Dataset rows:
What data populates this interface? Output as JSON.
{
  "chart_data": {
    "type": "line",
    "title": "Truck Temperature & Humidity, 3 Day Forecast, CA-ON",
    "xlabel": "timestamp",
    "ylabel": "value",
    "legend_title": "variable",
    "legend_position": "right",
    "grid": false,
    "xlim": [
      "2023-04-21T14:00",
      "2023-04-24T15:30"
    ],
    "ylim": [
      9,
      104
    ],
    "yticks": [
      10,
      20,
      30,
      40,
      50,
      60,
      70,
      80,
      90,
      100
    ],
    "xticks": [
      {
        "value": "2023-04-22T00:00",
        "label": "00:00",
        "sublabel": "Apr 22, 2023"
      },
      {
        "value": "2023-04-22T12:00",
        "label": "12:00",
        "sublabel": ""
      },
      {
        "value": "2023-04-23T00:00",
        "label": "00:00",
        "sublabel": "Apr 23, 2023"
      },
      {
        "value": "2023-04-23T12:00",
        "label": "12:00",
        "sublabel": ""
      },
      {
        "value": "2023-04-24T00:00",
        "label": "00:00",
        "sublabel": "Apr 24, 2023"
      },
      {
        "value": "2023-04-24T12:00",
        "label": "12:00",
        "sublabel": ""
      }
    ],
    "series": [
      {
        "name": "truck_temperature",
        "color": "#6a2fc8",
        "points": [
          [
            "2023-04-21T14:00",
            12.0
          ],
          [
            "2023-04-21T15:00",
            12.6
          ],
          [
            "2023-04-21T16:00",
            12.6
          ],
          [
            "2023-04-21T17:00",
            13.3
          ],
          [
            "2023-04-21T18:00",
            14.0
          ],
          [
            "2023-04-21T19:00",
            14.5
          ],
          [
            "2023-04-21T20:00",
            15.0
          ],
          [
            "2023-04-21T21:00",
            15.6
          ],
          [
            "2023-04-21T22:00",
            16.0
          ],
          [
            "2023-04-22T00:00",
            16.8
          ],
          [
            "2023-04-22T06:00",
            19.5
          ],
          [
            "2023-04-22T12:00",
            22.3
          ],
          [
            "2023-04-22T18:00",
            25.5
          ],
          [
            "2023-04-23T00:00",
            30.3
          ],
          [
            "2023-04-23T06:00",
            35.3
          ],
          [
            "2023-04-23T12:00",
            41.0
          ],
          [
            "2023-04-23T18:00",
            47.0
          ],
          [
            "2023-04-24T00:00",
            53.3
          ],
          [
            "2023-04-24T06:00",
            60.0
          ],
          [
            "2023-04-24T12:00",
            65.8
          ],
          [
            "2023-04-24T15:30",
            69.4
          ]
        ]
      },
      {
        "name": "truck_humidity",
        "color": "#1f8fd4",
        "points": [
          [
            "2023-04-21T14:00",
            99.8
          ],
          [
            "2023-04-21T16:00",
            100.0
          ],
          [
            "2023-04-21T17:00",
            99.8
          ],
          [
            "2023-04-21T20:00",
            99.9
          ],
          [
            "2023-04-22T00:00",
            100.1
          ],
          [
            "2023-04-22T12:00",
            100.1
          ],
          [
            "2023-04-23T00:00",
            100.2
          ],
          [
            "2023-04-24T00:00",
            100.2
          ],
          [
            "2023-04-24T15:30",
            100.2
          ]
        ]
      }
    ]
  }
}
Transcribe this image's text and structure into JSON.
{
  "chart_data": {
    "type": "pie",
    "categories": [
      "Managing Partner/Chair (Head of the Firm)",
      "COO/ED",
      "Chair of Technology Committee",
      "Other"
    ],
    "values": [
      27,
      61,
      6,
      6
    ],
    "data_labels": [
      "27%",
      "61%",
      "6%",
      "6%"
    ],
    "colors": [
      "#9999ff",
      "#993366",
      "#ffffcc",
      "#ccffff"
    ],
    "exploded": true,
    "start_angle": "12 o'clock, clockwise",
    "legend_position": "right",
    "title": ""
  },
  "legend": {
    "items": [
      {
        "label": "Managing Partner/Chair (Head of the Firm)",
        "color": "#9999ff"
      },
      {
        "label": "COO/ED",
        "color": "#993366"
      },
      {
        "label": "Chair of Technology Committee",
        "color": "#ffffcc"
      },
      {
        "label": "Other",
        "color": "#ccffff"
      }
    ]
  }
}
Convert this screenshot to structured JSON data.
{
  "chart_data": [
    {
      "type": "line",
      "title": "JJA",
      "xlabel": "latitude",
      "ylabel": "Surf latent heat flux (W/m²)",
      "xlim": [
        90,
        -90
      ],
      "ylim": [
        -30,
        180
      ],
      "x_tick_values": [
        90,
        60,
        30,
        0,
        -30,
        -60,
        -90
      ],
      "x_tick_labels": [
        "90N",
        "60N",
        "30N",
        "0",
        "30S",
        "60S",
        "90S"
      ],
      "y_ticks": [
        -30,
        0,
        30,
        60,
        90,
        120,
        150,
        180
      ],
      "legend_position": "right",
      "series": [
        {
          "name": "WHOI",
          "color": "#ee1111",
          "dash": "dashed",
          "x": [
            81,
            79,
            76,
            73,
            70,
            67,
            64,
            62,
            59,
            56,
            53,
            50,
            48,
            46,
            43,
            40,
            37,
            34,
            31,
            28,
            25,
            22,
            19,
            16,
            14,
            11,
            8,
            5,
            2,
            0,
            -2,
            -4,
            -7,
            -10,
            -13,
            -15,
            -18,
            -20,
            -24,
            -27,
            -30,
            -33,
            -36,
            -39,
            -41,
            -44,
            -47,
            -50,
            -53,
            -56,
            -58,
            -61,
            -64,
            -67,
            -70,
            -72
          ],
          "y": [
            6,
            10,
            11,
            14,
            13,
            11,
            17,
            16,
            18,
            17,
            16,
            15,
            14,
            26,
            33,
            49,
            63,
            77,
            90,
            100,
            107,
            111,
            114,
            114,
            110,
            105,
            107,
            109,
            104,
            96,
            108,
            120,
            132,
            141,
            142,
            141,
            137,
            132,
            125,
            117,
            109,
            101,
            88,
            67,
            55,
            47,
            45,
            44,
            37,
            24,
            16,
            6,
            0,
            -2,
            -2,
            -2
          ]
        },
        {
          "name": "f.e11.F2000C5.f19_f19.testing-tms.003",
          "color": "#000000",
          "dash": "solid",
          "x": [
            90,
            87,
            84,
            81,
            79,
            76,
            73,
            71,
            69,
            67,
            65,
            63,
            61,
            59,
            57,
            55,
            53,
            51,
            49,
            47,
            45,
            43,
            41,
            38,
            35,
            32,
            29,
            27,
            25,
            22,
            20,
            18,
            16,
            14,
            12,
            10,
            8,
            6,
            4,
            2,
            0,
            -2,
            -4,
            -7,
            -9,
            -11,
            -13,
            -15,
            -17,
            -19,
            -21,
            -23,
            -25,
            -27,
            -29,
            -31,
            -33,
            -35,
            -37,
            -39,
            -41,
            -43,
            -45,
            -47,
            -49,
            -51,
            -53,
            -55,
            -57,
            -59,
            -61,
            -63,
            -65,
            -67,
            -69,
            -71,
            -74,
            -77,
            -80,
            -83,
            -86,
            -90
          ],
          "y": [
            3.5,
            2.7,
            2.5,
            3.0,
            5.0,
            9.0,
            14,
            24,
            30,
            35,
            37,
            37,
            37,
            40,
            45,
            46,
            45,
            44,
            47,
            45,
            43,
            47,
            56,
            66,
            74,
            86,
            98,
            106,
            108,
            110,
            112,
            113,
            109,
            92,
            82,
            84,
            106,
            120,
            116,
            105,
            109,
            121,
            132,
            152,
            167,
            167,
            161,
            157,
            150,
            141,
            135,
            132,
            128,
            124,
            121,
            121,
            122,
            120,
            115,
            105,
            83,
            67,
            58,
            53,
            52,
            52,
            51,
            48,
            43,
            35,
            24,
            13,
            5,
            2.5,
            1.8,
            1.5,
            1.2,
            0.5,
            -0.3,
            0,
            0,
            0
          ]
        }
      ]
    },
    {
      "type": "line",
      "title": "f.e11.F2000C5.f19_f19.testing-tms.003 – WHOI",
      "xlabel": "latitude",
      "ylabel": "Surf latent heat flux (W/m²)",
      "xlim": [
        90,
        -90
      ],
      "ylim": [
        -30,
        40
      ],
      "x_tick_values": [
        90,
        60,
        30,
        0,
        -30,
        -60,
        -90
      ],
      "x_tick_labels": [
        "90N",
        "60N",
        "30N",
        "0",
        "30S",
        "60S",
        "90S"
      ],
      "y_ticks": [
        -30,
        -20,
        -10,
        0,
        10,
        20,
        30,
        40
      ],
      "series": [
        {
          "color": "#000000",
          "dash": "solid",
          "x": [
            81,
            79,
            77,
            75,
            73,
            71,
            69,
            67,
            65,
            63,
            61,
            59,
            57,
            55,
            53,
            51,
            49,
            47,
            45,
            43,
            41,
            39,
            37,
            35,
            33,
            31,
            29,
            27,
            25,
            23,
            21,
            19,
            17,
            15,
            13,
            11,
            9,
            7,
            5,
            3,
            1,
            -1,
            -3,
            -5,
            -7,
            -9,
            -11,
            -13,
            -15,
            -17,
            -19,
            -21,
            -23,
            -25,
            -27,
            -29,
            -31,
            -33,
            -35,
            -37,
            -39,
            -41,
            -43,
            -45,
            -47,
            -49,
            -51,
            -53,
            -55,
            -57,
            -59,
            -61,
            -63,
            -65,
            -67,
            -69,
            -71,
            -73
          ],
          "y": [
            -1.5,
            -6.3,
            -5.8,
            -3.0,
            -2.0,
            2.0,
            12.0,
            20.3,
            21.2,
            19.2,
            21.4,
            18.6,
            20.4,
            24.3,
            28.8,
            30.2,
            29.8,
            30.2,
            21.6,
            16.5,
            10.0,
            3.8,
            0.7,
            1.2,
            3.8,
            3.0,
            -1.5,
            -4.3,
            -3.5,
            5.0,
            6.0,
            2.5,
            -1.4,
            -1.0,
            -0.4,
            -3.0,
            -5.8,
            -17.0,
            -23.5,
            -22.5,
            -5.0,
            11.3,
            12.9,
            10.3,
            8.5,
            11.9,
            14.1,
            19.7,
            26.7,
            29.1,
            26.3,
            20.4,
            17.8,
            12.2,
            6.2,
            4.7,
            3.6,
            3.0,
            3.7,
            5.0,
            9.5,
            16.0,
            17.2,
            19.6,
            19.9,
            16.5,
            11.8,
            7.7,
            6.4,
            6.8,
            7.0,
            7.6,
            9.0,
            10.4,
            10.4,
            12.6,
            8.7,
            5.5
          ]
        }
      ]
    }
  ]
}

WORK INSTRUCTIONS.
Where a line above includes "Partner", copy that line.

EXERCISE OUTPUT.
      "Managing Partner/Chair (Head of the Firm)",
        "label": "Managing Partner/Chair (Head of the Firm)",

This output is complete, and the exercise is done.